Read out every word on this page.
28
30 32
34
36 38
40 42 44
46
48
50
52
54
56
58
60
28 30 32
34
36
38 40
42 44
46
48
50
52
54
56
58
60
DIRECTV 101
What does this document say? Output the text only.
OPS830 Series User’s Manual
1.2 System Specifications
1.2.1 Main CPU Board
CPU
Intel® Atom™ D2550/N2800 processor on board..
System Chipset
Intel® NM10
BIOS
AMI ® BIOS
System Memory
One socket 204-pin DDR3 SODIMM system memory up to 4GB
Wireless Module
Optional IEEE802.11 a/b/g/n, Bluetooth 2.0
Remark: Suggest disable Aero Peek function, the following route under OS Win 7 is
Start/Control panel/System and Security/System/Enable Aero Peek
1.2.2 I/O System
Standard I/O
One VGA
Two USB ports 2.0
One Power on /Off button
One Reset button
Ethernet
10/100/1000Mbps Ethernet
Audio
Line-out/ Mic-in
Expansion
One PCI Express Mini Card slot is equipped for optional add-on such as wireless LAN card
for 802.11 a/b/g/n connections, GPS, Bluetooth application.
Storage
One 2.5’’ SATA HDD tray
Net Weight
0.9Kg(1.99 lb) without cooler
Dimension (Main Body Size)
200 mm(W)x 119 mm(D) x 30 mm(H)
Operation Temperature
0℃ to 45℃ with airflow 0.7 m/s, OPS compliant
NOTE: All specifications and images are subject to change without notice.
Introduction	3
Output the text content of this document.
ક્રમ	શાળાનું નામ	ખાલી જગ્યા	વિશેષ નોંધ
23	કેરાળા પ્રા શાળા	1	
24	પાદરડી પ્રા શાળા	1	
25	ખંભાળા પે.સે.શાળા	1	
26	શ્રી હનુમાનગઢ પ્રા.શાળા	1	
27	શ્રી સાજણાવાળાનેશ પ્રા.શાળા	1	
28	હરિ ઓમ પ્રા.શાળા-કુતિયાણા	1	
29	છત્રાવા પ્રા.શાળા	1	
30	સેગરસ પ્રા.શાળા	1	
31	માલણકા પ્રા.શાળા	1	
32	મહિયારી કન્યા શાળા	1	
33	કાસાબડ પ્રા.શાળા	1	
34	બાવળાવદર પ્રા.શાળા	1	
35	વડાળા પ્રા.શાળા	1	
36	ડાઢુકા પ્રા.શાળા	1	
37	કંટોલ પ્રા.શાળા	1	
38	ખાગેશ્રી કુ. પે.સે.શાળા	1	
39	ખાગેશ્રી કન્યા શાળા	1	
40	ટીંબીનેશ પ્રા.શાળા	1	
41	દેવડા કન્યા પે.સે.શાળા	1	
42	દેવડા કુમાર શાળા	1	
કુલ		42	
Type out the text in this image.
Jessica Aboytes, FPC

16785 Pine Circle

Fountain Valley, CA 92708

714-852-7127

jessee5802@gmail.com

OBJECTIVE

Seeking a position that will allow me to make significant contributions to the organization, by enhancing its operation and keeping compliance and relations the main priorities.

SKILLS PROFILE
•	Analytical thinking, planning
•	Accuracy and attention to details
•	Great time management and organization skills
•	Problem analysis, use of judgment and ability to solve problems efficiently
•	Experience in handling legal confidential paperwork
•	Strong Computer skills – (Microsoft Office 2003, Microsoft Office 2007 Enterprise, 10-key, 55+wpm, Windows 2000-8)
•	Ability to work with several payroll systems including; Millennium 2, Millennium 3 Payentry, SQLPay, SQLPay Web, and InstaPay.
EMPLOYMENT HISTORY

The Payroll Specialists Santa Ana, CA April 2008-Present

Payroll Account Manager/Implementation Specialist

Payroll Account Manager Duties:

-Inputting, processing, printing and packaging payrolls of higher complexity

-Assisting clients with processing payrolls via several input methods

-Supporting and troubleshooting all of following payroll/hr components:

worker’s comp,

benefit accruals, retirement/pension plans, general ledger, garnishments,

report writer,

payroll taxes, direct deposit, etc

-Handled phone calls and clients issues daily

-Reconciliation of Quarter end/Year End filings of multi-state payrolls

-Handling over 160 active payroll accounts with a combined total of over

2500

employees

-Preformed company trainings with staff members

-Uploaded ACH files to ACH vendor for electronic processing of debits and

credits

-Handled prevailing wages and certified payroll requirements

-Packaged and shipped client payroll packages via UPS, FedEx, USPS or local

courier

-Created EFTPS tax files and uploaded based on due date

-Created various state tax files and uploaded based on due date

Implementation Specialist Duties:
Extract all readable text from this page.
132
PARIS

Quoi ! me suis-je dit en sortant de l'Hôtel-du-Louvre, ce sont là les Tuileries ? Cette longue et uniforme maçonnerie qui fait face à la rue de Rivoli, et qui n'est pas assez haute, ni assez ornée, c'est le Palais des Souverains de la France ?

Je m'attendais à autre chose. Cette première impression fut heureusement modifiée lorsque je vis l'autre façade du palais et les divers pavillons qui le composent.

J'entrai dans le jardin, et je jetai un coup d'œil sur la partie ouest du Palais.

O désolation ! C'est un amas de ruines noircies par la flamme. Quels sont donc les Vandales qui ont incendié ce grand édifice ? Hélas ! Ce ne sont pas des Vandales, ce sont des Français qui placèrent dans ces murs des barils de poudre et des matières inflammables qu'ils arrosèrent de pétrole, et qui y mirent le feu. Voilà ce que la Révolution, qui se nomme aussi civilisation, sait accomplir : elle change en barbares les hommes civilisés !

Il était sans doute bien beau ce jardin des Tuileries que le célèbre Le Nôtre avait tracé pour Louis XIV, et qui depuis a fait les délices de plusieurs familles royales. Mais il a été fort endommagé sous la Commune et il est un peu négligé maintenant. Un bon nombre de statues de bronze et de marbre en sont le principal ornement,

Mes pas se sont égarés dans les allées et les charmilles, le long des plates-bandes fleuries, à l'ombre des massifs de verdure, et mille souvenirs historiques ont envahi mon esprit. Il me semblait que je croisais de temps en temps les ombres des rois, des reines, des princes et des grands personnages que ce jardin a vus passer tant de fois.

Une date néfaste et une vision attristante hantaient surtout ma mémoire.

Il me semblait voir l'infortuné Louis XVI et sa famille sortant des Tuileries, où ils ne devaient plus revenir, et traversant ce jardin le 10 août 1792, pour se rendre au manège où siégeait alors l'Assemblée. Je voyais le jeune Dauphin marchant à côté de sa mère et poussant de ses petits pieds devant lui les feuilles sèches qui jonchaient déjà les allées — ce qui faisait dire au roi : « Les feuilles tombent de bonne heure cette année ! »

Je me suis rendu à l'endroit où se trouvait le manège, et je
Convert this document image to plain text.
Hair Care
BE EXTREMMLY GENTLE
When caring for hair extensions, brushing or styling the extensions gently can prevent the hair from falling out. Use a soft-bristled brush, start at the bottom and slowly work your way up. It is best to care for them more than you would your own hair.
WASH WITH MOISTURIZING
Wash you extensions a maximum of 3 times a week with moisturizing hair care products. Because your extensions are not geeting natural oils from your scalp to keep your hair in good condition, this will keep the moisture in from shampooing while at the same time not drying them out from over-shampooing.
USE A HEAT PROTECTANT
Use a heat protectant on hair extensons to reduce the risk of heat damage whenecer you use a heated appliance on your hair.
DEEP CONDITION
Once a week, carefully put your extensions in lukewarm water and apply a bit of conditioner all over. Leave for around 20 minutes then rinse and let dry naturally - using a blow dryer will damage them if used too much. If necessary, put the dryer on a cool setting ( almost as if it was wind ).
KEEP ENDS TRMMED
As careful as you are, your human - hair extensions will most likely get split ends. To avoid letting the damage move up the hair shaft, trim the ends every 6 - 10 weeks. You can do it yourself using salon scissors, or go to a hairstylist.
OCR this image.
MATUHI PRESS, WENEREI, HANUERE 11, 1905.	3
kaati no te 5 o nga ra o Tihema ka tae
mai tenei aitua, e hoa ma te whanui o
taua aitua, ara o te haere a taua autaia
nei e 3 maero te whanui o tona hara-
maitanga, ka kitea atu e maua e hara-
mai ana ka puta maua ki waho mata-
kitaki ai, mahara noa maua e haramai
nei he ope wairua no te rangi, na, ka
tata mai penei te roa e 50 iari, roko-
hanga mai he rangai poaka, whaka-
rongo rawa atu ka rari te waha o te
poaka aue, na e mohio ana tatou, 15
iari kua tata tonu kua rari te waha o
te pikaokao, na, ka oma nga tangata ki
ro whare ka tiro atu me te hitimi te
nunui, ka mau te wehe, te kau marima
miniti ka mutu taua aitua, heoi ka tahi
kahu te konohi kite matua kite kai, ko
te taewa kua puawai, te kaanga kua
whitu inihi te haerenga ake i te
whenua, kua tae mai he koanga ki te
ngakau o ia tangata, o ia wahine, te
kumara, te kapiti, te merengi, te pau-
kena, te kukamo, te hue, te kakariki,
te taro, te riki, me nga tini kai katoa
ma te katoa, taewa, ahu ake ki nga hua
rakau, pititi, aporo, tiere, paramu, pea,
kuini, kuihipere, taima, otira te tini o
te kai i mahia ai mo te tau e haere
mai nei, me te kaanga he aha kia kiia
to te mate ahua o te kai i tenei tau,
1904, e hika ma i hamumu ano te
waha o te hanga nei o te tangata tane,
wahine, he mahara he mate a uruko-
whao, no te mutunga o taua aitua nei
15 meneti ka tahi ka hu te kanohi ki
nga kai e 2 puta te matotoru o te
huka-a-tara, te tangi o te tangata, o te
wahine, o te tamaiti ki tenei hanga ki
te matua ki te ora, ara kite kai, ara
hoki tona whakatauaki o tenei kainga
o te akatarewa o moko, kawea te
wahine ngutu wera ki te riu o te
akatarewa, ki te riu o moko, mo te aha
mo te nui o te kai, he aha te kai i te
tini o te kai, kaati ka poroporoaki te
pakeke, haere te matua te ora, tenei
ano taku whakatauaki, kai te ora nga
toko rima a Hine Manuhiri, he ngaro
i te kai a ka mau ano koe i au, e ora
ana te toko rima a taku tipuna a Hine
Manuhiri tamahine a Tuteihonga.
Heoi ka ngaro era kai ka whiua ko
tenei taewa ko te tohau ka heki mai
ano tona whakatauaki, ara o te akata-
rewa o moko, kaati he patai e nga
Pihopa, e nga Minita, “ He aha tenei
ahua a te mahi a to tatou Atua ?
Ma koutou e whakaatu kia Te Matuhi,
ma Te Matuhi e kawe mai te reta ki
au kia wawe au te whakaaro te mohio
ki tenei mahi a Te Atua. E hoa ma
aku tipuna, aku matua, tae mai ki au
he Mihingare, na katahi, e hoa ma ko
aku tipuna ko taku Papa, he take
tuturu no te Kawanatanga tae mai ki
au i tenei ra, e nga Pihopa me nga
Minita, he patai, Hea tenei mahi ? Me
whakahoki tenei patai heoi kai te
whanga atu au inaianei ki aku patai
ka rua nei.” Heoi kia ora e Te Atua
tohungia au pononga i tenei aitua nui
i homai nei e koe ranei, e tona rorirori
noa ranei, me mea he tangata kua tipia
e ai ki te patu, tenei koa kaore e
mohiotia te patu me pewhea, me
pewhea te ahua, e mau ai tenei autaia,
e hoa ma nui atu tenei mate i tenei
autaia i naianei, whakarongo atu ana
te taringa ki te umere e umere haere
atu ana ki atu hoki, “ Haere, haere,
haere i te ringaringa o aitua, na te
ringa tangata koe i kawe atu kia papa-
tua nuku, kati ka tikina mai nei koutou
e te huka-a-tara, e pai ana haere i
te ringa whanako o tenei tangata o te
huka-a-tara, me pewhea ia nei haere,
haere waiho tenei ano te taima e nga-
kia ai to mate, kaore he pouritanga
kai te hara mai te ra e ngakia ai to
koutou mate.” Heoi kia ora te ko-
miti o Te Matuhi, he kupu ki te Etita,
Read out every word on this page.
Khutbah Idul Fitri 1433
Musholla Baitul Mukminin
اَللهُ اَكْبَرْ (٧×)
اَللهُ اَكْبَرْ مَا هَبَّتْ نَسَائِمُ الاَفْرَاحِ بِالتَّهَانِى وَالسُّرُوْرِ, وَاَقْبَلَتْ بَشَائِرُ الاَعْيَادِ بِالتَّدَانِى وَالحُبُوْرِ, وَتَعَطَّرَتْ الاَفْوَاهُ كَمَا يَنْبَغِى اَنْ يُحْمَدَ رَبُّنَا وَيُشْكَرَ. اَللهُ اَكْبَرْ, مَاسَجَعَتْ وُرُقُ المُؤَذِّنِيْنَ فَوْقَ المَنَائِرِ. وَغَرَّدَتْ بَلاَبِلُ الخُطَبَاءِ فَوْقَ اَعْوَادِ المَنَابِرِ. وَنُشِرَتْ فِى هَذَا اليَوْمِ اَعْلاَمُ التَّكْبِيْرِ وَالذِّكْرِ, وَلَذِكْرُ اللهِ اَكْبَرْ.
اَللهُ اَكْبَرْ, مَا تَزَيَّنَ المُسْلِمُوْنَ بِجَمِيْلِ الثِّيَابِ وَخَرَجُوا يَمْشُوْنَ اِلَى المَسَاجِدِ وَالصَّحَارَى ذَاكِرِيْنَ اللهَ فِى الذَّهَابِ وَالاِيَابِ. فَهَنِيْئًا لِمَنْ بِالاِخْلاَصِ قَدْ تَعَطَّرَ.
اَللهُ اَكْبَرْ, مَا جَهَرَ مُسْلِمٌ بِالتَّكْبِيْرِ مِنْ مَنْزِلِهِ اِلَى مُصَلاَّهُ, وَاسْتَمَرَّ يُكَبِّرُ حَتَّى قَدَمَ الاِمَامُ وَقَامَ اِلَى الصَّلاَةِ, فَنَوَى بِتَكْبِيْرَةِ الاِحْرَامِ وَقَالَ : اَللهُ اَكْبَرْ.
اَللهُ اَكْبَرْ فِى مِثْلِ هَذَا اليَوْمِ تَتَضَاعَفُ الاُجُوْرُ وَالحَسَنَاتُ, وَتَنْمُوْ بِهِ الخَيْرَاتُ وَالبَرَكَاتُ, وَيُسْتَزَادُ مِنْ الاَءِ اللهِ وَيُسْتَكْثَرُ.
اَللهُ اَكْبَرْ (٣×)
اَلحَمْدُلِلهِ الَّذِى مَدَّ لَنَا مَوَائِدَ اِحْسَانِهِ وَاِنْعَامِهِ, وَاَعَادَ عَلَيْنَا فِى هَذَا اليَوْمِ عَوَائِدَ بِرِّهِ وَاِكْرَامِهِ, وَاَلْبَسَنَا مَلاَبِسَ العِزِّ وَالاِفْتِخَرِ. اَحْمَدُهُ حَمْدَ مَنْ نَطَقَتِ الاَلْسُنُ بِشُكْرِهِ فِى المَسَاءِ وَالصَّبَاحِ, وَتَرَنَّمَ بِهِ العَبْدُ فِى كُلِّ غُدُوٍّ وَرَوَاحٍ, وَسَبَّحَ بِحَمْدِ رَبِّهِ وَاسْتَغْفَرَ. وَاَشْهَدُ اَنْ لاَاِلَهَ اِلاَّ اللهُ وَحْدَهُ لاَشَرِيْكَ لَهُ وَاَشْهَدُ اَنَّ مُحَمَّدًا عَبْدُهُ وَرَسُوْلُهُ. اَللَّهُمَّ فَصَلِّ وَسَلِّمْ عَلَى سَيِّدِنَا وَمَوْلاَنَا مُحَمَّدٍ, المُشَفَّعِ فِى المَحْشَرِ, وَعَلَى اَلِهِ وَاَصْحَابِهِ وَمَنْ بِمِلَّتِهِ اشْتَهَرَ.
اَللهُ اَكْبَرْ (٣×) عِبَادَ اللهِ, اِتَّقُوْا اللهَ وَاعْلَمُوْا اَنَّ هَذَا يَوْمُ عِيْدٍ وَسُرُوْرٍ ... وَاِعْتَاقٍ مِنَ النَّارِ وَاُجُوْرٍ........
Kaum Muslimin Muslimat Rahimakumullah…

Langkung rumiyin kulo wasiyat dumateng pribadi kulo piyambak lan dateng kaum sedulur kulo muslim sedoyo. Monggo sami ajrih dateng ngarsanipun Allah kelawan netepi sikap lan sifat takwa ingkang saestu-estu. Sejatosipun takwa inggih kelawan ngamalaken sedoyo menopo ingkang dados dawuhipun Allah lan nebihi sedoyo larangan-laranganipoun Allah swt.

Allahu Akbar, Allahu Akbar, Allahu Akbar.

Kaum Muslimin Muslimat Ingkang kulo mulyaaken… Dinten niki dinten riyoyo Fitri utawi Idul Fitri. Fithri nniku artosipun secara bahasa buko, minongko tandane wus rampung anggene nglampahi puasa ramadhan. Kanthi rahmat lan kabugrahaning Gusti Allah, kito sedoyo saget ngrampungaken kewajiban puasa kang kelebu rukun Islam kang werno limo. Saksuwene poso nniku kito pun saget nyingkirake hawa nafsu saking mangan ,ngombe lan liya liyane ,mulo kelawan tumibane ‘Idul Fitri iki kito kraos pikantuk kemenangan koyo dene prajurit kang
····················
Given problem:
From the listing, copy every line where the string "katoa" appears.

Output below:
te taro, te riki, me nga tini kai katoa
ma te katoa, taewa, ahu ake ki nga hua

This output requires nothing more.